--- Begin Entries shown ---

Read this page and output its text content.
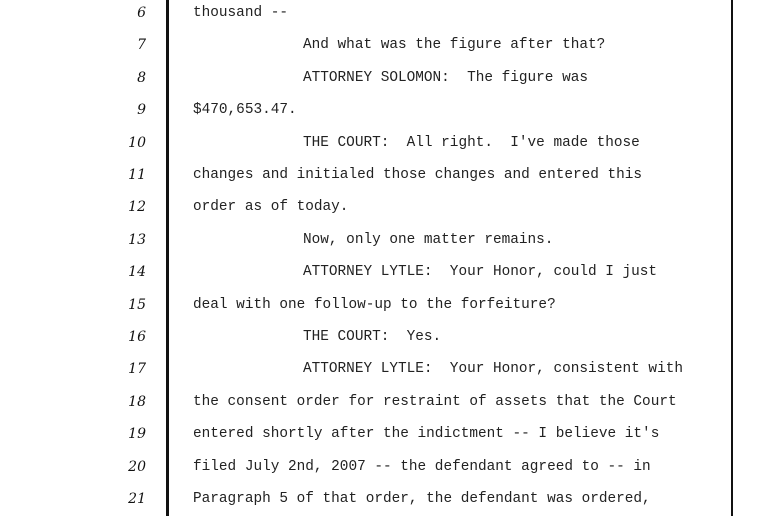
6	thousand --
7	And what was the figure after that?
8	ATTORNEY SOLOMON:  The figure was
9	$470,653.47.
10	THE COURT:  All right.  I've made those
11	changes and initialed those changes and entered this
12	order as of today.
13	Now, only one matter remains.
14	ATTORNEY LYTLE:  Your Honor, could I just
15	deal with one follow-up to the forfeiture?
16	THE COURT:  Yes.
17	ATTORNEY LYTLE:  Your Honor, consistent with
18	the consent order for restraint of assets that the Court
19	entered shortly after the indictment -- I believe it's
20	filed July 2nd, 2007 -- the defendant agreed to -- in
21	Paragraph 5 of that order, the defendant was ordered,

--- End Entries shown ---

» Exercise task
Repeat each entry exactly as it appears; skip any picture.

» Full solution
Read this page and output its text content.
6	thousand --
7	And what was the figure after that?
8	ATTORNEY SOLOMON:  The figure was
9	$470,653.47.
10	THE COURT:  All right.  I've made those
11	changes and initialed those changes and entered this
12	order as of today.
13	Now, only one matter remains.
14	ATTORNEY LYTLE:  Your Honor, could I just
15	deal with one follow-up to the forfeiture?
16	THE COURT:  Yes.
17	ATTORNEY LYTLE:  Your Honor, consistent with
18	the consent order for restraint of assets that the Court
19	entered shortly after the indictment -- I believe it's
20	filed July 2nd, 2007 -- the defendant agreed to -- in
21	Paragraph 5 of that order, the defendant was ordered,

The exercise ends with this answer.